RECORD SET =>
===============
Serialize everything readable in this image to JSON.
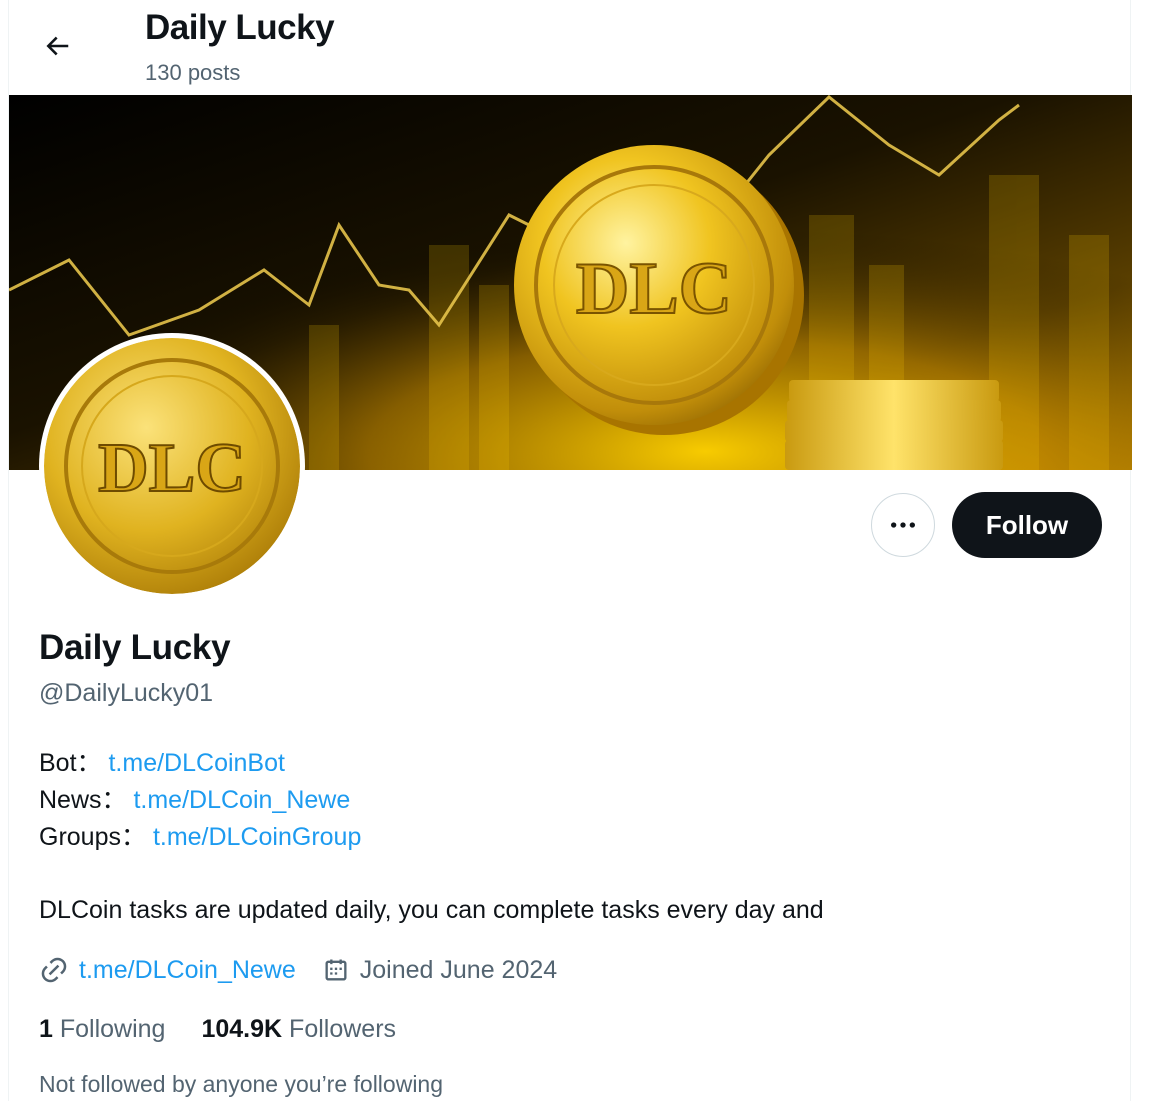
{
  "header": {
    "title": "Daily Lucky",
    "post_count": "130 posts"
  },
  "banner": {
    "coin_text": "DLC"
  },
  "avatar": {
    "coin_text": "DLC"
  },
  "actions": {
    "follow_label": "Follow"
  },
  "profile": {
    "name": "Daily Lucky",
    "handle": "@DailyLucky01",
    "bio_lines": [
      {
        "label": "Bot：",
        "link": "t.me/DLCoinBot"
      },
      {
        "label": "News：",
        "link": "t.me/DLCoin_Newe"
      },
      {
        "label": "Groups：",
        "link": "t.me/DLCoinGroup"
      }
    ],
    "description": "DLCoin tasks are updated daily, you can complete tasks every day and",
    "website": "t.me/DLCoin_Newe",
    "joined": "Joined June 2024",
    "following_count": "1",
    "following_label": "Following",
    "followers_count": "104.9K",
    "followers_label": "Followers",
    "not_followed_text": "Not followed by anyone you’re following"
  },
  "icons": {
    "back": "arrow-left-icon",
    "more": "more-dots-icon",
    "link": "link-icon",
    "calendar": "calendar-icon"
  },
  "colors": {
    "link": "#1d9bf0",
    "button_dark": "#0f1419",
    "muted": "#536471",
    "gold": "#e8b923"
  }
}
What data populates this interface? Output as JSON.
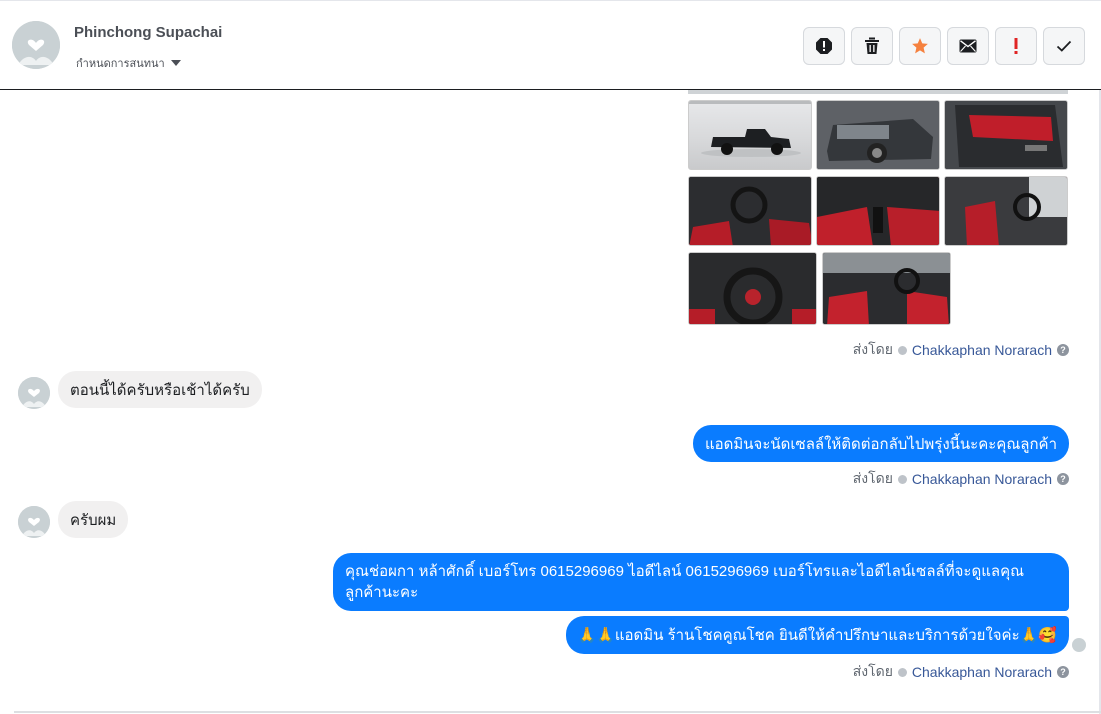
{
  "header": {
    "contact_name": "Phinchong Supachai",
    "assign_label": "กำหนดการสนทนา",
    "actions": [
      {
        "name": "report-icon",
        "color": "#1c1e21"
      },
      {
        "name": "trash-icon",
        "color": "#1c1e21"
      },
      {
        "name": "star-icon",
        "color": "#f5813f"
      },
      {
        "name": "mail-icon",
        "color": "#1c1e21"
      },
      {
        "name": "exclamation-icon",
        "color": "#e02424"
      },
      {
        "name": "check-icon",
        "color": "#1c1e21"
      }
    ]
  },
  "messages": {
    "sent_by_prefix": "ส่งโดย",
    "sent_by_name": "Chakkaphan Norarach",
    "help_glyph": "?",
    "incoming_1": "ตอนนี้ได้ครับหรือเช้าได้ครับ",
    "outgoing_1": "แอดมินจะนัดเซลล์ให้ติดต่อกลับไปพรุ่งนี้นะคะคุณลูกค้า",
    "incoming_2": "ครับผม",
    "outgoing_2": "คุณช่อผกา หล้าศักดิ์      เบอร์โทร 0615296969  ไอดีไลน์ 0615296969   เบอร์โทรและไอดีไลน์เซลล์ที่จะดูแลคุณลูกค้านะคะ",
    "outgoing_3": "🙏🙏แอดมิน ร้านโชคคูณโชค ยินดีให้คำปรึกษาและบริการด้วยใจค่ะ🙏🥰"
  },
  "colors": {
    "outgoing_bubble": "#0a7cff",
    "incoming_bubble": "#f1f0f0",
    "sent_by_name": "#385898"
  }
}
===============
TO BE DONE => Output all of the data exactly as it stands, minus any images.

FINAL RESULT =>
Serialize everything readable in this image to JSON.
{
  "header": {
    "title": "Daily Lucky",
    "post_count": "130 posts"
  },
  "banner": {
    "coin_text": "DLC"
  },
  "avatar": {
    "coin_text": "DLC"
  },
  "actions": {
    "follow_label": "Follow"
  },
  "profile": {
    "name": "Daily Lucky",
    "handle": "@DailyLucky01",
    "bio_lines": [
      {
        "label": "Bot：",
        "link": "t.me/DLCoinBot"
      },
      {
        "label": "News：",
        "link": "t.me/DLCoin_Newe"
      },
      {
        "label": "Groups：",
        "link": "t.me/DLCoinGroup"
      }
    ],
    "description": "DLCoin tasks are updated daily, you can complete tasks every day and",
    "website": "t.me/DLCoin_Newe",
    "joined": "Joined June 2024",
    "following_count": "1",
    "following_label": "Following",
    "followers_count": "104.9K",
    "followers_label": "Followers",
    "not_followed_text": "Not followed by anyone you’re following"
  },
  "icons": {
    "back": "arrow-left-icon",
    "more": "more-dots-icon",
    "link": "link-icon",
    "calendar": "calendar-icon"
  },
  "colors": {
    "link": "#1d9bf0",
    "button_dark": "#0f1419",
    "muted": "#536471",
    "gold": "#e8b923"
  }
}
What data populates this interface? Output as JSON.
{
  "header": {
    "contact_name": "Phinchong Supachai",
    "assign_label": "กำหนดการสนทนา",
    "actions": [
      {
        "name": "report-icon",
        "color": "#1c1e21"
      },
      {
        "name": "trash-icon",
        "color": "#1c1e21"
      },
      {
        "name": "star-icon",
        "color": "#f5813f"
      },
      {
        "name": "mail-icon",
        "color": "#1c1e21"
      },
      {
        "name": "exclamation-icon",
        "color": "#e02424"
      },
      {
        "name": "check-icon",
        "color": "#1c1e21"
      }
    ]
  },
  "messages": {
    "sent_by_prefix": "ส่งโดย",
    "sent_by_name": "Chakkaphan Norarach",
    "help_glyph": "?",
    "incoming_1": "ตอนนี้ได้ครับหรือเช้าได้ครับ",
    "outgoing_1": "แอดมินจะนัดเซลล์ให้ติดต่อกลับไปพรุ่งนี้นะคะคุณลูกค้า",
    "incoming_2": "ครับผม",
    "outgoing_2": "คุณช่อผกา หล้าศักดิ์      เบอร์โทร 0615296969  ไอดีไลน์ 0615296969   เบอร์โทรและไอดีไลน์เซลล์ที่จะดูแลคุณลูกค้านะคะ",
    "outgoing_3": "🙏🙏แอดมิน ร้านโชคคูณโชค ยินดีให้คำปรึกษาและบริการด้วยใจค่ะ🙏🥰"
  },
  "colors": {
    "outgoing_bubble": "#0a7cff",
    "incoming_bubble": "#f1f0f0",
    "sent_by_name": "#385898"
  }
}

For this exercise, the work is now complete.